# Stated problem
Search the material for "true" and show all lines that contain it.

Records from a data source
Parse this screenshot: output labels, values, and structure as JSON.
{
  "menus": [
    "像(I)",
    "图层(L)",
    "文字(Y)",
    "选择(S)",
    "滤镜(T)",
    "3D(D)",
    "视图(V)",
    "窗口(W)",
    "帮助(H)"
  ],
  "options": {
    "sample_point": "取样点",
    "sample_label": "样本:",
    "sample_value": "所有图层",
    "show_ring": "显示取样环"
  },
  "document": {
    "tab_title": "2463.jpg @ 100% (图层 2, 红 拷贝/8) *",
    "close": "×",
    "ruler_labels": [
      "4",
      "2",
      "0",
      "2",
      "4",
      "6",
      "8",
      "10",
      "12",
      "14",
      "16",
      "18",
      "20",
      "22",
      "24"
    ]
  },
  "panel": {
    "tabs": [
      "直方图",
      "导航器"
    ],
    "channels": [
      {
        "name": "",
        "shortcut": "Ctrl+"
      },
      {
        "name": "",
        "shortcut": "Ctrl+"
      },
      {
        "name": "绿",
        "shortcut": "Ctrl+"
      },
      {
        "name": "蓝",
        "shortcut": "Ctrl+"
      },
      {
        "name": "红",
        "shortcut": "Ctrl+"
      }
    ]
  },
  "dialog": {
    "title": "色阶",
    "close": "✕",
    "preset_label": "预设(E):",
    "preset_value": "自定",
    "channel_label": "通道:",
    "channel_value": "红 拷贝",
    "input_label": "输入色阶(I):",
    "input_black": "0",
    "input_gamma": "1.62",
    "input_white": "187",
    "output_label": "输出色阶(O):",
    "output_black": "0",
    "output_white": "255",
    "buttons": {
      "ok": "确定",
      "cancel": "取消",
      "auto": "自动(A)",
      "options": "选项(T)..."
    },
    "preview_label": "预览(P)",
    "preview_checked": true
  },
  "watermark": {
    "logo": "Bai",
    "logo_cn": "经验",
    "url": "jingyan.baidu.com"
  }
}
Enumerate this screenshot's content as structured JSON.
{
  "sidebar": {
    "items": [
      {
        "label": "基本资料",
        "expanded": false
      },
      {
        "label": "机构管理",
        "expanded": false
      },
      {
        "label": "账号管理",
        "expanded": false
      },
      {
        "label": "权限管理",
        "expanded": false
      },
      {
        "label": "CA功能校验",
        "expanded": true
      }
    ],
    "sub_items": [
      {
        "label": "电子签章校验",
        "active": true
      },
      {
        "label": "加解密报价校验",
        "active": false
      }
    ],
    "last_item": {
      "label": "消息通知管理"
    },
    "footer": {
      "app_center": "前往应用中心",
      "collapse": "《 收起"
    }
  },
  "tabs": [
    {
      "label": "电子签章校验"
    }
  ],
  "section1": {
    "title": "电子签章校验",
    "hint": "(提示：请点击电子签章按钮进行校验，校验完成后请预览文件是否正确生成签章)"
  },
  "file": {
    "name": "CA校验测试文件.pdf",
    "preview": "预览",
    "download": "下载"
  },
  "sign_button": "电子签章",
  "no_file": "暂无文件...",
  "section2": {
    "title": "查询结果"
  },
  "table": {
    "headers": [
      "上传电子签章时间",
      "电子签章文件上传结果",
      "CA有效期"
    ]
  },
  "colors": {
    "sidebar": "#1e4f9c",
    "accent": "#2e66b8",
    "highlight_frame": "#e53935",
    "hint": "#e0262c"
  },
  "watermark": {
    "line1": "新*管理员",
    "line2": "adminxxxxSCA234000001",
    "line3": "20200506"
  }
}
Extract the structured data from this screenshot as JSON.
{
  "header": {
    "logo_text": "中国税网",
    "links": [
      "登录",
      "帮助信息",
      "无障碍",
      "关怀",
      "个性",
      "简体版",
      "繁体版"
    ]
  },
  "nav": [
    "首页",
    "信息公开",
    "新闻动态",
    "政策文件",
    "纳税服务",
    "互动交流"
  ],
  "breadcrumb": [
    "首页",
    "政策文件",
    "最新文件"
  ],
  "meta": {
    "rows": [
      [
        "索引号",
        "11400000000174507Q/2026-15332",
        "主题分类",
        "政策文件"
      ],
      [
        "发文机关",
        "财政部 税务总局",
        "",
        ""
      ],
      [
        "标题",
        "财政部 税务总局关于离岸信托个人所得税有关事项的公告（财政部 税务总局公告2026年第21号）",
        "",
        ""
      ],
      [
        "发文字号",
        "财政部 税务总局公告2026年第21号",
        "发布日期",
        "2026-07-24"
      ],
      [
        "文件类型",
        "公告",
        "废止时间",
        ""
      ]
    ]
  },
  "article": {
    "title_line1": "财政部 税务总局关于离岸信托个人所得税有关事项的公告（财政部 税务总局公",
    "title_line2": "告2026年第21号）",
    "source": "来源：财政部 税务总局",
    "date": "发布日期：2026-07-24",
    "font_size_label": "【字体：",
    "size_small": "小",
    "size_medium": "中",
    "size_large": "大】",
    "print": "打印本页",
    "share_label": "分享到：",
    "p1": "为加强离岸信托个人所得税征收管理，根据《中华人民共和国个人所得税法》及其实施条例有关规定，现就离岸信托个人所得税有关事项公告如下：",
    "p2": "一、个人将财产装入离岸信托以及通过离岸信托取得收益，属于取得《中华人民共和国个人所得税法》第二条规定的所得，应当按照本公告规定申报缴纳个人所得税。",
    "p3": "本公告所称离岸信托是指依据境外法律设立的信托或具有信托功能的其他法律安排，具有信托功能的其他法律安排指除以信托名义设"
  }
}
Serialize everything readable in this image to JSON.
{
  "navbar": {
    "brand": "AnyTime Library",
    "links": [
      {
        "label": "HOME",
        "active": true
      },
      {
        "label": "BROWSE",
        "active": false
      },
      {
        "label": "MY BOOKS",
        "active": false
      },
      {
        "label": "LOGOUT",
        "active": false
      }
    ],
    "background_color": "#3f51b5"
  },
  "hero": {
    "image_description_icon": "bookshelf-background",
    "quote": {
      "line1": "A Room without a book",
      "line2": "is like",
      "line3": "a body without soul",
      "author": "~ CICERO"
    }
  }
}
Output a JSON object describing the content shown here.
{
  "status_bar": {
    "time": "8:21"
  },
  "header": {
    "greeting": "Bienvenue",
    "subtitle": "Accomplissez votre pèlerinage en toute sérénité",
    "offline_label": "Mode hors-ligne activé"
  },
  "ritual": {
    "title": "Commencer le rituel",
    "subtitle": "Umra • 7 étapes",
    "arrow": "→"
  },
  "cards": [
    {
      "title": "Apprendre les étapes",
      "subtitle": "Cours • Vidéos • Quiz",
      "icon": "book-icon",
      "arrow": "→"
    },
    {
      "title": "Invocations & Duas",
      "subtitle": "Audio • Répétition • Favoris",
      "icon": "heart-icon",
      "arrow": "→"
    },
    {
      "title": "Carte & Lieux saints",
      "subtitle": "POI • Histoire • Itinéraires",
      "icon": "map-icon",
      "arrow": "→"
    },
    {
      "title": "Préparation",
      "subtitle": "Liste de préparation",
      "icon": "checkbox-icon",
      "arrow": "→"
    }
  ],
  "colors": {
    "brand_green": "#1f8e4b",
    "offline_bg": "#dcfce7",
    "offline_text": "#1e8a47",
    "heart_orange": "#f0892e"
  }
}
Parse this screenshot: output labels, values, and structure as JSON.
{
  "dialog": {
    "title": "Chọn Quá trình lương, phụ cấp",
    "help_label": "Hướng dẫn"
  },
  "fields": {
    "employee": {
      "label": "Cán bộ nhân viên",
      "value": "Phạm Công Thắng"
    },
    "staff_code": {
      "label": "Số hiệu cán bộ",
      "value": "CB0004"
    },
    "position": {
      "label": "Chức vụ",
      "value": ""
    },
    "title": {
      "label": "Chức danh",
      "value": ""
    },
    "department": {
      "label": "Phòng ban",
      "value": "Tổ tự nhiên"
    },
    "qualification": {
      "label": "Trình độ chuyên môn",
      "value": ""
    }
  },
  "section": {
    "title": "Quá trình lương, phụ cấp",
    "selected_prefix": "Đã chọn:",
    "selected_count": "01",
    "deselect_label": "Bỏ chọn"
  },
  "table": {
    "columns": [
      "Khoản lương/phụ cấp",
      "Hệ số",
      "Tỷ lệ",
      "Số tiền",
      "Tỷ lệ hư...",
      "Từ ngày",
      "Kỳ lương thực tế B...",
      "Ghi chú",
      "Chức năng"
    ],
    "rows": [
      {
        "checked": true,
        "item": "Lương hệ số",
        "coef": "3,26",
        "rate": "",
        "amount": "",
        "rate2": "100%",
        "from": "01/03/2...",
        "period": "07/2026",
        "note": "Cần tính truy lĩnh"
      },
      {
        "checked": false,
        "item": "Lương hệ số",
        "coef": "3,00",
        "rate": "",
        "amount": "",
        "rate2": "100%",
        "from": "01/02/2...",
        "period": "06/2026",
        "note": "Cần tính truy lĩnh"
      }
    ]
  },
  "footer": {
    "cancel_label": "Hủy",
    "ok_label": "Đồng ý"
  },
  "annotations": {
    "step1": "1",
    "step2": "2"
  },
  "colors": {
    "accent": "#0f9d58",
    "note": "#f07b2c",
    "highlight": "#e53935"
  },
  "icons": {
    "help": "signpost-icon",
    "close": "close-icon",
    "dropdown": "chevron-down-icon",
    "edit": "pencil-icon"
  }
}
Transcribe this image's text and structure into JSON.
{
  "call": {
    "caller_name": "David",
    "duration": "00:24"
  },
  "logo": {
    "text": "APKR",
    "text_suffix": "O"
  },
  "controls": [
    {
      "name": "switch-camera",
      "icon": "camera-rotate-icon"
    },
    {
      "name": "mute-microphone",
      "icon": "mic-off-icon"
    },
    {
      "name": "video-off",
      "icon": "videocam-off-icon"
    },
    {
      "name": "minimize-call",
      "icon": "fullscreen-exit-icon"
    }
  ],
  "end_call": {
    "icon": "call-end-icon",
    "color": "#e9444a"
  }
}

# Completed task
    "preview_checked": true
        "expanded": true
        "active": true
        "active": true
        "checked": true,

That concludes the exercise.